> _EXERCISE INSTRUCTIONS_
From the entries below, please gather each line containing the string "очень".

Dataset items
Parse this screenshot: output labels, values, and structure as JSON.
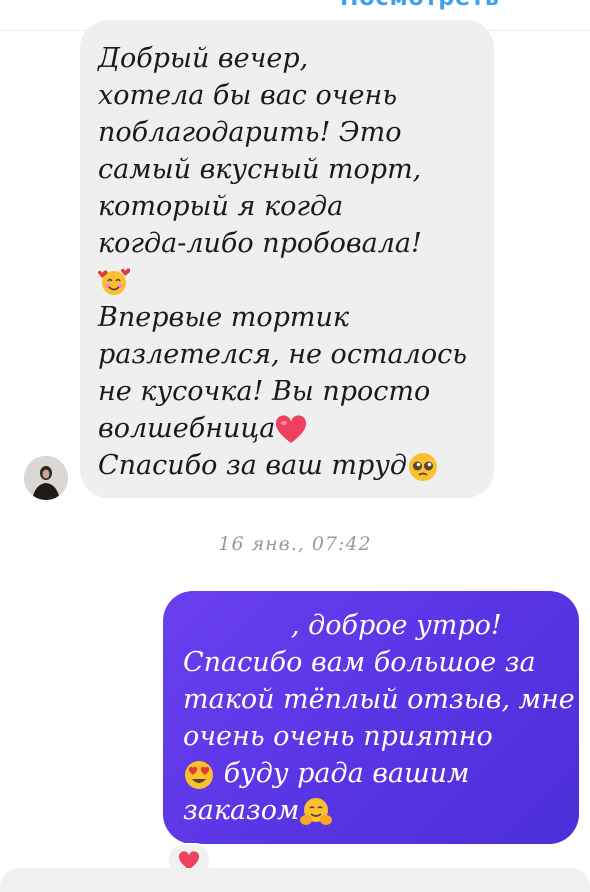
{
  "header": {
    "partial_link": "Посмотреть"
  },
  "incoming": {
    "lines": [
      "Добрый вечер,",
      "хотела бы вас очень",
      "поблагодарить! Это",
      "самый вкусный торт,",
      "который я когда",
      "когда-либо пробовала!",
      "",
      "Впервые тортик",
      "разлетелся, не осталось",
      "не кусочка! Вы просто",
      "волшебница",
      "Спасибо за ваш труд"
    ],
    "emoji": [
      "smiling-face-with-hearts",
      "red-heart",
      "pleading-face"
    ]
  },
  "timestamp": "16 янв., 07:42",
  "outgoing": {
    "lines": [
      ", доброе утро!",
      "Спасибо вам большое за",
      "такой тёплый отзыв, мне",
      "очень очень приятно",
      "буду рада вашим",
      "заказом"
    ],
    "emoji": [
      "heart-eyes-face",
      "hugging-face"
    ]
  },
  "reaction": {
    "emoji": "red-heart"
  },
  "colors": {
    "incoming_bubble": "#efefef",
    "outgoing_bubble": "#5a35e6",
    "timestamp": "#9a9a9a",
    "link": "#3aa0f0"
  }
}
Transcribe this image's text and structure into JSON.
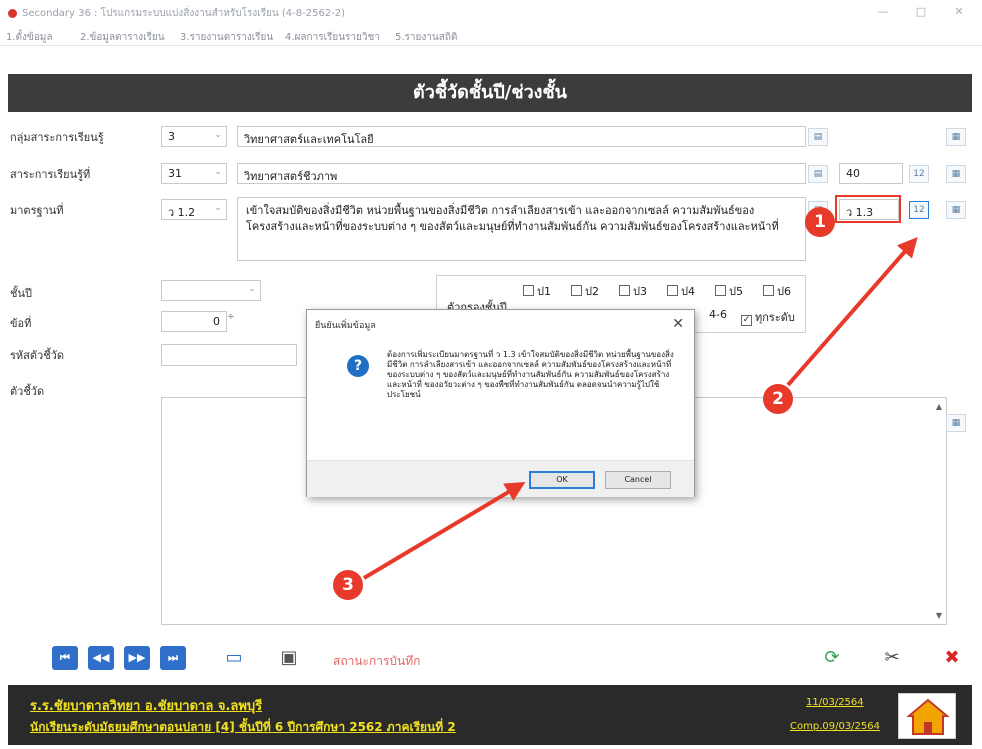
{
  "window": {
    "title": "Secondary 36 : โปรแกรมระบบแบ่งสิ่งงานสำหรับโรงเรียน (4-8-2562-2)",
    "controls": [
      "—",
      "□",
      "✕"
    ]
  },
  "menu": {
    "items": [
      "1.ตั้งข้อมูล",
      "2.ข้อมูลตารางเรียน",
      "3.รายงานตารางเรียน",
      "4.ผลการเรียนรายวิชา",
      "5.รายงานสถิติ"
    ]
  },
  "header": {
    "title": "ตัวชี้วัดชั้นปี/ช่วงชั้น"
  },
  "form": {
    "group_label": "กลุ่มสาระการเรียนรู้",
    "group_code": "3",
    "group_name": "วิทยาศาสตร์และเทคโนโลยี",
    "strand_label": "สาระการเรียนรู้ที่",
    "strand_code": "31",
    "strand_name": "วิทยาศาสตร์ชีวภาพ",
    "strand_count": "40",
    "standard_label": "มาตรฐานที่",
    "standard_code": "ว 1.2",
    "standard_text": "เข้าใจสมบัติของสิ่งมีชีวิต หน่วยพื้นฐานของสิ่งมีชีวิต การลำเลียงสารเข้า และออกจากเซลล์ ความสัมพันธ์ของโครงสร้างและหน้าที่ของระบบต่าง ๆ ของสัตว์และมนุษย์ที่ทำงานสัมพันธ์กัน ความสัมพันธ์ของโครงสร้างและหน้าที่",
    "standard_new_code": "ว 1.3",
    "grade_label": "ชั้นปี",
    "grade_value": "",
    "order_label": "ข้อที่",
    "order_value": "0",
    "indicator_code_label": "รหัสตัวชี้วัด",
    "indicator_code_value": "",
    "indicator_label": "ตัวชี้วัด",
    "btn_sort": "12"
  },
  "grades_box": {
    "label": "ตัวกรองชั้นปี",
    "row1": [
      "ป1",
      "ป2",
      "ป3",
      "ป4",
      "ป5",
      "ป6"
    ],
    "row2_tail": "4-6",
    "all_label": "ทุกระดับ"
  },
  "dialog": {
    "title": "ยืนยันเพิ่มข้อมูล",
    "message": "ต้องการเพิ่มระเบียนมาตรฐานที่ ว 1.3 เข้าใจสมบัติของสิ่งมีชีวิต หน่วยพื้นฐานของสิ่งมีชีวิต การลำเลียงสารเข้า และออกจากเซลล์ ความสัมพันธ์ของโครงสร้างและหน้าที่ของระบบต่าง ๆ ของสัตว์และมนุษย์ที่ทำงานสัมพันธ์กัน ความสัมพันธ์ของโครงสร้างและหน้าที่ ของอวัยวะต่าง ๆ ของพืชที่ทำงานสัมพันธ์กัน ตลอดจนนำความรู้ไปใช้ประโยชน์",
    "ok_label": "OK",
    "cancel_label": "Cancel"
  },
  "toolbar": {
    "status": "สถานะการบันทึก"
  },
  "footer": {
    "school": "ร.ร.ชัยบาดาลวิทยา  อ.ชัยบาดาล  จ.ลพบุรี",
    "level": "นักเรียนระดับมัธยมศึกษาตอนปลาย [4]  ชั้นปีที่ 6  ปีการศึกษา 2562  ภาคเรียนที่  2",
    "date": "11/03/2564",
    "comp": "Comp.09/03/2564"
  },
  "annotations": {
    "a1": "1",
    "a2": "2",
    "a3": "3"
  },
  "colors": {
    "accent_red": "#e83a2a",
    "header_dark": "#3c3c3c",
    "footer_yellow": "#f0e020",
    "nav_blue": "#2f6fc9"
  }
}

--

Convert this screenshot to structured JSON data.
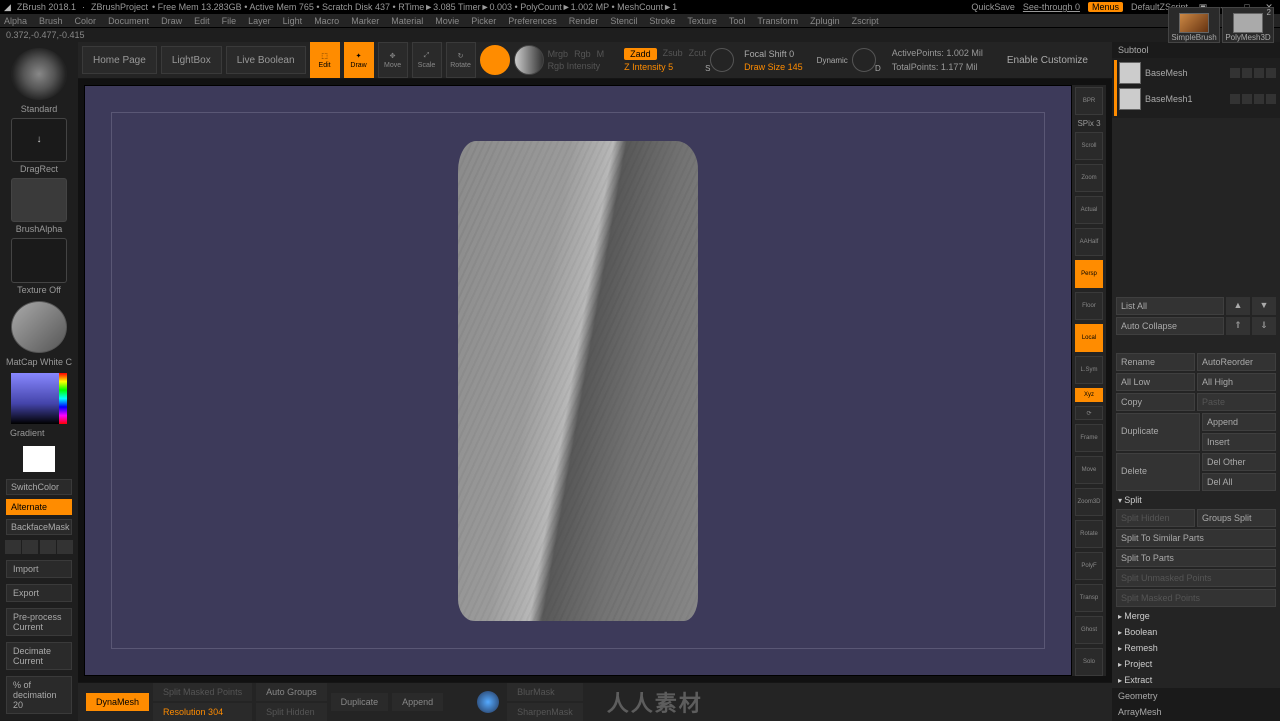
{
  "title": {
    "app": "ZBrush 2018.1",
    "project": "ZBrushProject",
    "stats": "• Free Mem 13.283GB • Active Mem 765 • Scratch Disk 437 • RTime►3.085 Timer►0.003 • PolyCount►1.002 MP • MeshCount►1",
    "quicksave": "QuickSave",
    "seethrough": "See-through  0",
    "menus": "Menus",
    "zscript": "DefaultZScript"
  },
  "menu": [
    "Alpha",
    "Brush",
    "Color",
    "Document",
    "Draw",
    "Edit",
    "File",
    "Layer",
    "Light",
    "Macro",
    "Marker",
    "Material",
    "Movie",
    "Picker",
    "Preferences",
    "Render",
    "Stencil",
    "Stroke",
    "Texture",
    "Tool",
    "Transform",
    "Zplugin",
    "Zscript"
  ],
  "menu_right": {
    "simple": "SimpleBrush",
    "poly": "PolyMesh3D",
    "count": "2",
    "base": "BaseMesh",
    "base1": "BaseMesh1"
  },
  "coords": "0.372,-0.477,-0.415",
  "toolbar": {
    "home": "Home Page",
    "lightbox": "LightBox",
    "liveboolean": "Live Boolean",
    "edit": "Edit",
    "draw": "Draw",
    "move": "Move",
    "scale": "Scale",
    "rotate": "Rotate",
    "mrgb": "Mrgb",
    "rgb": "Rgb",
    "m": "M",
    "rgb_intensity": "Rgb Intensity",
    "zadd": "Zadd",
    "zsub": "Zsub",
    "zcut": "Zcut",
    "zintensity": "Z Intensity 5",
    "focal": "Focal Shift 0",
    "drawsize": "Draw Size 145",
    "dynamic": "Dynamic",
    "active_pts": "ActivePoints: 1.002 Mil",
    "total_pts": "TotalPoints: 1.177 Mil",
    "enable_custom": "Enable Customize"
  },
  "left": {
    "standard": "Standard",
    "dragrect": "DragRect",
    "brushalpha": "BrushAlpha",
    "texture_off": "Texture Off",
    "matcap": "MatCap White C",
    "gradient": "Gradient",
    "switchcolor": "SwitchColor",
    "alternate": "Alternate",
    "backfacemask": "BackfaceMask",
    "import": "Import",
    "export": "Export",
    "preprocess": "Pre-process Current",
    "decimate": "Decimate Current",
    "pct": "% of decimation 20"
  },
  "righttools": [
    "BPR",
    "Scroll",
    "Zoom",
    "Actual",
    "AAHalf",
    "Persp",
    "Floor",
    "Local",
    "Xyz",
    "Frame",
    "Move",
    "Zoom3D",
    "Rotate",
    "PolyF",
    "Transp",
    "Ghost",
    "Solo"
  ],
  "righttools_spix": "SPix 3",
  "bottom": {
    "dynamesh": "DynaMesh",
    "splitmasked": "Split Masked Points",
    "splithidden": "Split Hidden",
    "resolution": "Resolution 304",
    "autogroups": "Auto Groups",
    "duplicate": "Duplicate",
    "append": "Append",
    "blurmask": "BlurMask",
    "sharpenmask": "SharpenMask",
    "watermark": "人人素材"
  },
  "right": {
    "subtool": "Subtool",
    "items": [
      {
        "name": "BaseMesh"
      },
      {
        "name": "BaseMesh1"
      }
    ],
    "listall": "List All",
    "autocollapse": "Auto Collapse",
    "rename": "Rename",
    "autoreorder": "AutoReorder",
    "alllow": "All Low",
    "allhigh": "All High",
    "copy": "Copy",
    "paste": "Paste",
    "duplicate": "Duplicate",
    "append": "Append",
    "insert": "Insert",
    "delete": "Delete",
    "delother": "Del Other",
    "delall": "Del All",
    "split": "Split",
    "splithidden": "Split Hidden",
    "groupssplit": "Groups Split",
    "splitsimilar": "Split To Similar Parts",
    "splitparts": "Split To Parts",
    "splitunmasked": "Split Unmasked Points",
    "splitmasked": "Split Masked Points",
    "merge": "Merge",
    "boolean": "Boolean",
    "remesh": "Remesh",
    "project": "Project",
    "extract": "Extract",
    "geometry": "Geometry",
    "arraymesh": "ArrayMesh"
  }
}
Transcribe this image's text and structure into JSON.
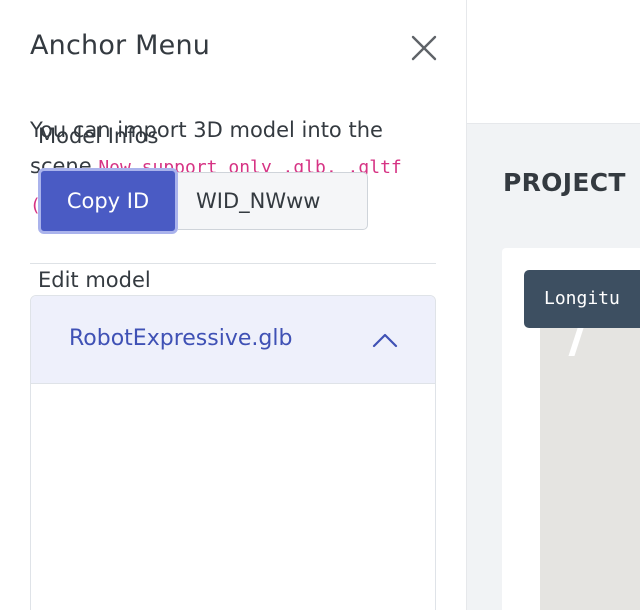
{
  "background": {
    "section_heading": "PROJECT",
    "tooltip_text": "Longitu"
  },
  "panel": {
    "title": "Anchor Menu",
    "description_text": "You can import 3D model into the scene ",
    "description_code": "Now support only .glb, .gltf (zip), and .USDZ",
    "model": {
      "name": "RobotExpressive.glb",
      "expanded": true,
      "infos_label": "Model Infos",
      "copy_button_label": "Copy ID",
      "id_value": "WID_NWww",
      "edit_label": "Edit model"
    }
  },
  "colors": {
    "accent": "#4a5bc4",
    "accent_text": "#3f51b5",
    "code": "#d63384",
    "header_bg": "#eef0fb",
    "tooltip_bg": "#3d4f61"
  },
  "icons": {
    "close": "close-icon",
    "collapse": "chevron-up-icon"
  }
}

---

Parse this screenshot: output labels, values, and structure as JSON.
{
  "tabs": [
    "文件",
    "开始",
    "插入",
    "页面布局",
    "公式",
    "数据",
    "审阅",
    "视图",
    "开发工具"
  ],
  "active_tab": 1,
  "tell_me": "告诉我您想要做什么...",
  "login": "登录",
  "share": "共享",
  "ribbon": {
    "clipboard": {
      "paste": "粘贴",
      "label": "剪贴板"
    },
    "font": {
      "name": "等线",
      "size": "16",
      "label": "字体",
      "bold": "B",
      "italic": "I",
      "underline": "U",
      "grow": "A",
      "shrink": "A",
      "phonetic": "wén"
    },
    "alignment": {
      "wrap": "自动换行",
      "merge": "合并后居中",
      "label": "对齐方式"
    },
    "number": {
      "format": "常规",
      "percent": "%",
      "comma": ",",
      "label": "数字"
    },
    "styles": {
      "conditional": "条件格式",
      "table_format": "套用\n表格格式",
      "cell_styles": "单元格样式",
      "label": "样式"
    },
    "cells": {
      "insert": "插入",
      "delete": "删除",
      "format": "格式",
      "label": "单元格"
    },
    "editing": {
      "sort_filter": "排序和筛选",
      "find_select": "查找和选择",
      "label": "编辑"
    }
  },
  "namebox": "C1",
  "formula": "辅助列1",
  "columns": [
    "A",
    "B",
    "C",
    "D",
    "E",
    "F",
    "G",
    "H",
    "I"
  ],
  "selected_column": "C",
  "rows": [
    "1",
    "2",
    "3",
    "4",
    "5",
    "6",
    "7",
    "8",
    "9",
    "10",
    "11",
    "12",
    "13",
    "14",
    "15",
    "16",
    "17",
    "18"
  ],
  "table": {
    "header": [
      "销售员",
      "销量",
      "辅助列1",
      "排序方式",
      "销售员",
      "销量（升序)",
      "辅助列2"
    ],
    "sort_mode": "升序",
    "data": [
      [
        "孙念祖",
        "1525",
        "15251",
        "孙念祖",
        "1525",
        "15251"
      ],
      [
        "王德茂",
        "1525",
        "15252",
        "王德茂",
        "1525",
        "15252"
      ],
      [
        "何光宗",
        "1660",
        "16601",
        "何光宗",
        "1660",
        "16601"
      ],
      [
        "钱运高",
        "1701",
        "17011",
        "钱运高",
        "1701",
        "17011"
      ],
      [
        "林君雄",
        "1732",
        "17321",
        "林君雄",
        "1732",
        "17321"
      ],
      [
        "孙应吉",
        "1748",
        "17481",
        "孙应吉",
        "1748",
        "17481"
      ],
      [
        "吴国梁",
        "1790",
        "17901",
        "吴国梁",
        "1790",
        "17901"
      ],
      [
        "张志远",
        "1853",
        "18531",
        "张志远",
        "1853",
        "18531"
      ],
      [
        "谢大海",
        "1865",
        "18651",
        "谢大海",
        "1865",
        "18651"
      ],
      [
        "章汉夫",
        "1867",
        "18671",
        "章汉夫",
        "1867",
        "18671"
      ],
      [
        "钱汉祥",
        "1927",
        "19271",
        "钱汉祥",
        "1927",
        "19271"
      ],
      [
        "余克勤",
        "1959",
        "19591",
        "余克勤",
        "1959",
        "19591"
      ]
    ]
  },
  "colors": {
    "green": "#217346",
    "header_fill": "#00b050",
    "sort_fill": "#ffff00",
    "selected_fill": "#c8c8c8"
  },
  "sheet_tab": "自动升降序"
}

> _WRITTEN ANSWER_
      "хотела бы вас очень",
      "очень очень приятно",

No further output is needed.